Data entries:
========================================

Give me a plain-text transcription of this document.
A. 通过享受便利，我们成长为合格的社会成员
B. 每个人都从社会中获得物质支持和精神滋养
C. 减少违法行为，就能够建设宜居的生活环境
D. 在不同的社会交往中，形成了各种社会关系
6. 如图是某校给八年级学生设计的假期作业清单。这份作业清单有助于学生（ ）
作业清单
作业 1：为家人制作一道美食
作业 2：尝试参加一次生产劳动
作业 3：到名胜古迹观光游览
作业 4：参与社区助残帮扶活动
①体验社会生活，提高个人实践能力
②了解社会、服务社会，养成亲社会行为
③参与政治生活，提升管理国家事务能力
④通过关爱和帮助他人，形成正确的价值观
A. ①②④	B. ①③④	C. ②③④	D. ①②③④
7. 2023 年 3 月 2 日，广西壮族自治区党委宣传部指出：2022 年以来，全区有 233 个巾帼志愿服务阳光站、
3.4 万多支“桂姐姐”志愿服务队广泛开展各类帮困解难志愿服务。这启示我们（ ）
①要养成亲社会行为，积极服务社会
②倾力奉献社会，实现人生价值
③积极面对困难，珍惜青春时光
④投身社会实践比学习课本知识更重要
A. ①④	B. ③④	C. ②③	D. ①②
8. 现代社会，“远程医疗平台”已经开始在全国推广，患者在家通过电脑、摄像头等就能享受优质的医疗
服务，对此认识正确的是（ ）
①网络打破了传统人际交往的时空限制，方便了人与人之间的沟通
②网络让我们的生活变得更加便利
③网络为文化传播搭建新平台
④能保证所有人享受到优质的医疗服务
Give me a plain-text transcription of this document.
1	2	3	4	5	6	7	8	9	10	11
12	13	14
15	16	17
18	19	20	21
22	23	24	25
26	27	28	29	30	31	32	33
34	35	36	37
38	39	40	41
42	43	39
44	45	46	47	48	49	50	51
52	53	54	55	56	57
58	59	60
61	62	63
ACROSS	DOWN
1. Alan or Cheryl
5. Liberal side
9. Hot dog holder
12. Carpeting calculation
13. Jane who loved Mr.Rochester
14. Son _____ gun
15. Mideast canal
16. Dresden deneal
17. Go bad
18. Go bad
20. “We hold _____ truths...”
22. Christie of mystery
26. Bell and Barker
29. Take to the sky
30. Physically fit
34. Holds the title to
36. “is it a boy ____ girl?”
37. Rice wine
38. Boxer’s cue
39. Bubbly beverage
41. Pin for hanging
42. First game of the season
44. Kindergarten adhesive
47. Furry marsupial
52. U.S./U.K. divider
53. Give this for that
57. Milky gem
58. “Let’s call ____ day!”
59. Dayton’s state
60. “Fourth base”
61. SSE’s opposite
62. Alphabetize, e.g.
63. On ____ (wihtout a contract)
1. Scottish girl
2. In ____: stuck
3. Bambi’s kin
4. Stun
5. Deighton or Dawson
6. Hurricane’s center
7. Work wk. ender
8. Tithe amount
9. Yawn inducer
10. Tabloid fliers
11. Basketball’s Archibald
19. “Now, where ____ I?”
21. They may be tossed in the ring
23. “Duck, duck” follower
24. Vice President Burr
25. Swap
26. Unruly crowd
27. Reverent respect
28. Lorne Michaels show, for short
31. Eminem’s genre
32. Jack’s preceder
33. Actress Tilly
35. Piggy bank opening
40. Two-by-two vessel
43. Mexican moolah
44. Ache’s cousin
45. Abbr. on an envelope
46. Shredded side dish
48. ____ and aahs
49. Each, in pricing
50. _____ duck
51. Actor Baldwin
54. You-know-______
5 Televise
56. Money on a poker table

========================================

» **Written problem**
Set down the listing above in full, please, exactly as it appears.

» **Answer to this exercise**
Give me a plain-text transcription of this document.
A. 通过享受便利，我们成长为合格的社会成员
B. 每个人都从社会中获得物质支持和精神滋养
C. 减少违法行为，就能够建设宜居的生活环境
D. 在不同的社会交往中，形成了各种社会关系
6. 如图是某校给八年级学生设计的假期作业清单。这份作业清单有助于学生（ ）
作业清单
作业 1：为家人制作一道美食
作业 2：尝试参加一次生产劳动
作业 3：到名胜古迹观光游览
作业 4：参与社区助残帮扶活动
①体验社会生活，提高个人实践能力
②了解社会、服务社会，养成亲社会行为
③参与政治生活，提升管理国家事务能力
④通过关爱和帮助他人，形成正确的价值观
A. ①②④	B. ①③④	C. ②③④	D. ①②③④
7. 2023 年 3 月 2 日，广西壮族自治区党委宣传部指出：2022 年以来，全区有 233 个巾帼志愿服务阳光站、
3.4 万多支“桂姐姐”志愿服务队广泛开展各类帮困解难志愿服务。这启示我们（ ）
①要养成亲社会行为，积极服务社会
②倾力奉献社会，实现人生价值
③积极面对困难，珍惜青春时光
④投身社会实践比学习课本知识更重要
A. ①④	B. ③④	C. ②③	D. ①②
8. 现代社会，“远程医疗平台”已经开始在全国推广，患者在家通过电脑、摄像头等就能享受优质的医疗
服务，对此认识正确的是（ ）
①网络打破了传统人际交往的时空限制，方便了人与人之间的沟通
②网络让我们的生活变得更加便利
③网络为文化传播搭建新平台
④能保证所有人享受到优质的医疗服务
Give me a plain-text transcription of this document.
1	2	3	4	5	6	7	8	9	10	11
12	13	14
15	16	17
18	19	20	21
22	23	24	25
26	27	28	29	30	31	32	33
34	35	36	37
38	39	40	41
42	43	39
44	45	46	47	48	49	50	51
52	53	54	55	56	57
58	59	60
61	62	63
ACROSS	DOWN
1. Alan or Cheryl
5. Liberal side
9. Hot dog holder
12. Carpeting calculation
13. Jane who loved Mr.Rochester
14. Son _____ gun
15. Mideast canal
16. Dresden deneal
17. Go bad
18. Go bad
20. “We hold _____ truths...”
22. Christie of mystery
26. Bell and Barker
29. Take to the sky
30. Physically fit
34. Holds the title to
36. “is it a boy ____ girl?”
37. Rice wine
38. Boxer’s cue
39. Bubbly beverage
41. Pin for hanging
42. First game of the season
44. Kindergarten adhesive
47. Furry marsupial
52. U.S./U.K. divider
53. Give this for that
57. Milky gem
58. “Let’s call ____ day!”
59. Dayton’s state
60. “Fourth base”
61. SSE’s opposite
62. Alphabetize, e.g.
63. On ____ (wihtout a contract)
1. Scottish girl
2. In ____: stuck
3. Bambi’s kin
4. Stun
5. Deighton or Dawson
6. Hurricane’s center
7. Work wk. ender
8. Tithe amount
9. Yawn inducer
10. Tabloid fliers
11. Basketball’s Archibald
19. “Now, where ____ I?”
21. They may be tossed in the ring
23. “Duck, duck” follower
24. Vice President Burr
25. Swap
26. Unruly crowd
27. Reverent respect
28. Lorne Michaels show, for short
31. Eminem’s genre
32. Jack’s preceder
33. Actress Tilly
35. Piggy bank opening
40. Two-by-two vessel
43. Mexican moolah
44. Ache’s cousin
45. Abbr. on an envelope
46. Shredded side dish
48. ____ and aahs
49. Each, in pricing
50. _____ duck
51. Actor Baldwin
54. You-know-______
5 Televise
56. Money on a poker table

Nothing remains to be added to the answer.